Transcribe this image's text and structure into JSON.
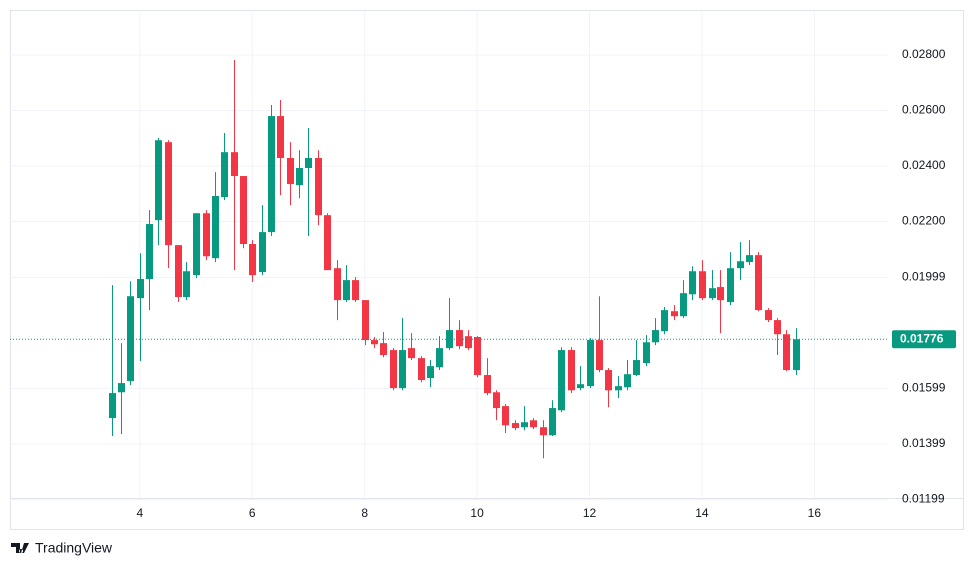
{
  "brand": "TradingView",
  "chart_data": {
    "type": "candlestick",
    "up_color": "#089981",
    "down_color": "#f23645",
    "grid": true,
    "xlim": [
      1.69,
      17.31
    ],
    "xticks": [
      4,
      6,
      8,
      10,
      12,
      14,
      16
    ],
    "ylim": [
      0.01204,
      0.02955
    ],
    "yticks": [
      {
        "value": 0.01199,
        "label": "0.01199"
      },
      {
        "value": 0.01399,
        "label": "0.01399"
      },
      {
        "value": 0.01599,
        "label": "0.01599"
      },
      {
        "value": 0.01999,
        "label": "0.01999"
      },
      {
        "value": 0.022,
        "label": "0.02200"
      },
      {
        "value": 0.024,
        "label": "0.02400"
      },
      {
        "value": 0.026,
        "label": "0.02600"
      },
      {
        "value": 0.028,
        "label": "0.02800"
      }
    ],
    "last_price": {
      "value": 0.01776,
      "label": "0.01776"
    },
    "x": [
      3.5,
      3.67,
      3.83,
      4,
      4.17,
      4.33,
      4.5,
      4.67,
      4.83,
      5,
      5.17,
      5.33,
      5.5,
      5.67,
      5.83,
      6,
      6.17,
      6.33,
      6.5,
      6.67,
      6.83,
      7,
      7.17,
      7.33,
      7.5,
      7.67,
      7.83,
      8,
      8.17,
      8.33,
      8.5,
      8.67,
      8.83,
      9,
      9.17,
      9.33,
      9.5,
      9.67,
      9.83,
      10,
      10.17,
      10.33,
      10.5,
      10.67,
      10.83,
      11,
      11.17,
      11.33,
      11.5,
      11.67,
      11.83,
      12,
      12.17,
      12.33,
      12.5,
      12.67,
      12.83,
      13,
      13.17,
      13.33,
      13.5,
      13.67,
      13.83,
      14,
      14.17,
      14.33,
      14.5,
      14.67,
      14.83,
      15,
      15.17,
      15.33,
      15.5,
      15.67
    ],
    "open": [
      0.01492,
      0.01585,
      0.01625,
      0.01924,
      0.01993,
      0.02205,
      0.02486,
      0.02115,
      0.01928,
      0.02007,
      0.0223,
      0.02068,
      0.02288,
      0.0245,
      0.02364,
      0.02119,
      0.02018,
      0.02162,
      0.0258,
      0.02429,
      0.02331,
      0.02393,
      0.02429,
      0.02223,
      0.02032,
      0.01917,
      0.01989,
      0.01917,
      0.01773,
      0.01762,
      0.01737,
      0.016,
      0.01744,
      0.01708,
      0.01636,
      0.01675,
      0.01744,
      0.01809,
      0.01787,
      0.01784,
      0.01647,
      0.01585,
      0.01535,
      0.01474,
      0.01459,
      0.01484,
      0.01459,
      0.0143,
      0.0152,
      0.01737,
      0.016,
      0.01607,
      0.01773,
      0.01665,
      0.01592,
      0.01603,
      0.01647,
      0.0169,
      0.01765,
      0.01805,
      0.01877,
      0.01859,
      0.01938,
      0.02021,
      0.01924,
      0.01964,
      0.0191,
      0.02032,
      0.02054,
      0.02079,
      0.01881,
      0.01845,
      0.01794,
      0.01665
    ],
    "high": [
      0.01971,
      0.01762,
      0.01985,
      0.02086,
      0.02241,
      0.02501,
      0.02493,
      0.02115,
      0.02054,
      0.0223,
      0.02241,
      0.02378,
      0.02519,
      0.02782,
      0.02364,
      0.02133,
      0.02259,
      0.0262,
      0.02638,
      0.02486,
      0.02457,
      0.02537,
      0.02457,
      0.0223,
      0.02061,
      0.02043,
      0.02,
      0.01917,
      0.01784,
      0.01802,
      0.01744,
      0.01852,
      0.01798,
      0.01715,
      0.01701,
      0.01787,
      0.01924,
      0.01845,
      0.01809,
      0.01787,
      0.01708,
      0.01592,
      0.01542,
      0.01484,
      0.01535,
      0.01492,
      0.01484,
      0.01556,
      0.01747,
      0.01747,
      0.01679,
      0.0178,
      0.01931,
      0.01672,
      0.01643,
      0.01701,
      0.01773,
      0.01791,
      0.01852,
      0.01892,
      0.01899,
      0.01989,
      0.02039,
      0.02061,
      0.02025,
      0.02025,
      0.0209,
      0.02126,
      0.02133,
      0.0209,
      0.01888,
      0.01852,
      0.01809,
      0.01816
    ],
    "low": [
      0.01427,
      0.01434,
      0.01611,
      0.01697,
      0.01881,
      0.02115,
      0.02032,
      0.0191,
      0.01917,
      0.01996,
      0.02061,
      0.02054,
      0.02277,
      0.02025,
      0.02104,
      0.01982,
      0.02007,
      0.02148,
      0.02295,
      0.02259,
      0.02284,
      0.02148,
      0.02187,
      0.02025,
      0.01845,
      0.0191,
      0.0191,
      0.01755,
      0.01744,
      0.01711,
      0.01592,
      0.01592,
      0.01701,
      0.01621,
      0.01603,
      0.01665,
      0.01737,
      0.0174,
      0.01737,
      0.01639,
      0.01574,
      0.01484,
      0.01438,
      0.01448,
      0.01448,
      0.01452,
      0.01347,
      0.01427,
      0.01513,
      0.01582,
      0.01592,
      0.016,
      0.01657,
      0.01531,
      0.01564,
      0.01592,
      0.01643,
      0.01679,
      0.01755,
      0.01794,
      0.01845,
      0.01852,
      0.01917,
      0.01917,
      0.01917,
      0.01798,
      0.01899,
      0.01989,
      0.02043,
      0.01877,
      0.01838,
      0.01719,
      0.01661,
      0.01647
    ],
    "close": [
      0.01582,
      0.01618,
      0.01931,
      0.01993,
      0.02191,
      0.02493,
      0.02115,
      0.01928,
      0.02021,
      0.0223,
      0.02075,
      0.02292,
      0.0245,
      0.02364,
      0.02119,
      0.02007,
      0.02162,
      0.0258,
      0.02429,
      0.02335,
      0.02393,
      0.02429,
      0.02223,
      0.02025,
      0.01917,
      0.01989,
      0.01917,
      0.01773,
      0.01758,
      0.01719,
      0.016,
      0.01737,
      0.01708,
      0.01629,
      0.01679,
      0.01744,
      0.01809,
      0.01751,
      0.01744,
      0.01647,
      0.01582,
      0.01528,
      0.01466,
      0.01456,
      0.01477,
      0.01459,
      0.0143,
      0.01528,
      0.01737,
      0.01592,
      0.01614,
      0.01773,
      0.01665,
      0.01592,
      0.01607,
      0.0165,
      0.01701,
      0.01765,
      0.01809,
      0.01881,
      0.01859,
      0.01942,
      0.02021,
      0.01924,
      0.0196,
      0.01917,
      0.02032,
      0.02057,
      0.02079,
      0.01881,
      0.01845,
      0.01794,
      0.01665,
      0.01776
    ]
  }
}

※ ※ ※

EXERCISE OBJECTIVE: Pictures are not part of the copy; output everything else in the records exactly.

FINAL ANSWER:
Transcribe this image's text and structure into JSON.
{
  "brand": "TradingView",
  "chart_data": {
    "type": "candlestick",
    "up_color": "#089981",
    "down_color": "#f23645",
    "grid": true,
    "xlim": [
      1.69,
      17.31
    ],
    "xticks": [
      4,
      6,
      8,
      10,
      12,
      14,
      16
    ],
    "ylim": [
      0.01204,
      0.02955
    ],
    "yticks": [
      {
        "value": 0.01199,
        "label": "0.01199"
      },
      {
        "value": 0.01399,
        "label": "0.01399"
      },
      {
        "value": 0.01599,
        "label": "0.01599"
      },
      {
        "value": 0.01999,
        "label": "0.01999"
      },
      {
        "value": 0.022,
        "label": "0.02200"
      },
      {
        "value": 0.024,
        "label": "0.02400"
      },
      {
        "value": 0.026,
        "label": "0.02600"
      },
      {
        "value": 0.028,
        "label": "0.02800"
      }
    ],
    "last_price": {
      "value": 0.01776,
      "label": "0.01776"
    },
    "x": [
      3.5,
      3.67,
      3.83,
      4,
      4.17,
      4.33,
      4.5,
      4.67,
      4.83,
      5,
      5.17,
      5.33,
      5.5,
      5.67,
      5.83,
      6,
      6.17,
      6.33,
      6.5,
      6.67,
      6.83,
      7,
      7.17,
      7.33,
      7.5,
      7.67,
      7.83,
      8,
      8.17,
      8.33,
      8.5,
      8.67,
      8.83,
      9,
      9.17,
      9.33,
      9.5,
      9.67,
      9.83,
      10,
      10.17,
      10.33,
      10.5,
      10.67,
      10.83,
      11,
      11.17,
      11.33,
      11.5,
      11.67,
      11.83,
      12,
      12.17,
      12.33,
      12.5,
      12.67,
      12.83,
      13,
      13.17,
      13.33,
      13.5,
      13.67,
      13.83,
      14,
      14.17,
      14.33,
      14.5,
      14.67,
      14.83,
      15,
      15.17,
      15.33,
      15.5,
      15.67
    ],
    "open": [
      0.01492,
      0.01585,
      0.01625,
      0.01924,
      0.01993,
      0.02205,
      0.02486,
      0.02115,
      0.01928,
      0.02007,
      0.0223,
      0.02068,
      0.02288,
      0.0245,
      0.02364,
      0.02119,
      0.02018,
      0.02162,
      0.0258,
      0.02429,
      0.02331,
      0.02393,
      0.02429,
      0.02223,
      0.02032,
      0.01917,
      0.01989,
      0.01917,
      0.01773,
      0.01762,
      0.01737,
      0.016,
      0.01744,
      0.01708,
      0.01636,
      0.01675,
      0.01744,
      0.01809,
      0.01787,
      0.01784,
      0.01647,
      0.01585,
      0.01535,
      0.01474,
      0.01459,
      0.01484,
      0.01459,
      0.0143,
      0.0152,
      0.01737,
      0.016,
      0.01607,
      0.01773,
      0.01665,
      0.01592,
      0.01603,
      0.01647,
      0.0169,
      0.01765,
      0.01805,
      0.01877,
      0.01859,
      0.01938,
      0.02021,
      0.01924,
      0.01964,
      0.0191,
      0.02032,
      0.02054,
      0.02079,
      0.01881,
      0.01845,
      0.01794,
      0.01665
    ],
    "high": [
      0.01971,
      0.01762,
      0.01985,
      0.02086,
      0.02241,
      0.02501,
      0.02493,
      0.02115,
      0.02054,
      0.0223,
      0.02241,
      0.02378,
      0.02519,
      0.02782,
      0.02364,
      0.02133,
      0.02259,
      0.0262,
      0.02638,
      0.02486,
      0.02457,
      0.02537,
      0.02457,
      0.0223,
      0.02061,
      0.02043,
      0.02,
      0.01917,
      0.01784,
      0.01802,
      0.01744,
      0.01852,
      0.01798,
      0.01715,
      0.01701,
      0.01787,
      0.01924,
      0.01845,
      0.01809,
      0.01787,
      0.01708,
      0.01592,
      0.01542,
      0.01484,
      0.01535,
      0.01492,
      0.01484,
      0.01556,
      0.01747,
      0.01747,
      0.01679,
      0.0178,
      0.01931,
      0.01672,
      0.01643,
      0.01701,
      0.01773,
      0.01791,
      0.01852,
      0.01892,
      0.01899,
      0.01989,
      0.02039,
      0.02061,
      0.02025,
      0.02025,
      0.0209,
      0.02126,
      0.02133,
      0.0209,
      0.01888,
      0.01852,
      0.01809,
      0.01816
    ],
    "low": [
      0.01427,
      0.01434,
      0.01611,
      0.01697,
      0.01881,
      0.02115,
      0.02032,
      0.0191,
      0.01917,
      0.01996,
      0.02061,
      0.02054,
      0.02277,
      0.02025,
      0.02104,
      0.01982,
      0.02007,
      0.02148,
      0.02295,
      0.02259,
      0.02284,
      0.02148,
      0.02187,
      0.02025,
      0.01845,
      0.0191,
      0.0191,
      0.01755,
      0.01744,
      0.01711,
      0.01592,
      0.01592,
      0.01701,
      0.01621,
      0.01603,
      0.01665,
      0.01737,
      0.0174,
      0.01737,
      0.01639,
      0.01574,
      0.01484,
      0.01438,
      0.01448,
      0.01448,
      0.01452,
      0.01347,
      0.01427,
      0.01513,
      0.01582,
      0.01592,
      0.016,
      0.01657,
      0.01531,
      0.01564,
      0.01592,
      0.01643,
      0.01679,
      0.01755,
      0.01794,
      0.01845,
      0.01852,
      0.01917,
      0.01917,
      0.01917,
      0.01798,
      0.01899,
      0.01989,
      0.02043,
      0.01877,
      0.01838,
      0.01719,
      0.01661,
      0.01647
    ],
    "close": [
      0.01582,
      0.01618,
      0.01931,
      0.01993,
      0.02191,
      0.02493,
      0.02115,
      0.01928,
      0.02021,
      0.0223,
      0.02075,
      0.02292,
      0.0245,
      0.02364,
      0.02119,
      0.02007,
      0.02162,
      0.0258,
      0.02429,
      0.02335,
      0.02393,
      0.02429,
      0.02223,
      0.02025,
      0.01917,
      0.01989,
      0.01917,
      0.01773,
      0.01758,
      0.01719,
      0.016,
      0.01737,
      0.01708,
      0.01629,
      0.01679,
      0.01744,
      0.01809,
      0.01751,
      0.01744,
      0.01647,
      0.01582,
      0.01528,
      0.01466,
      0.01456,
      0.01477,
      0.01459,
      0.0143,
      0.01528,
      0.01737,
      0.01592,
      0.01614,
      0.01773,
      0.01665,
      0.01592,
      0.01607,
      0.0165,
      0.01701,
      0.01765,
      0.01809,
      0.01881,
      0.01859,
      0.01942,
      0.02021,
      0.01924,
      0.0196,
      0.01917,
      0.02032,
      0.02057,
      0.02079,
      0.01881,
      0.01845,
      0.01794,
      0.01665,
      0.01776
    ]
  }
}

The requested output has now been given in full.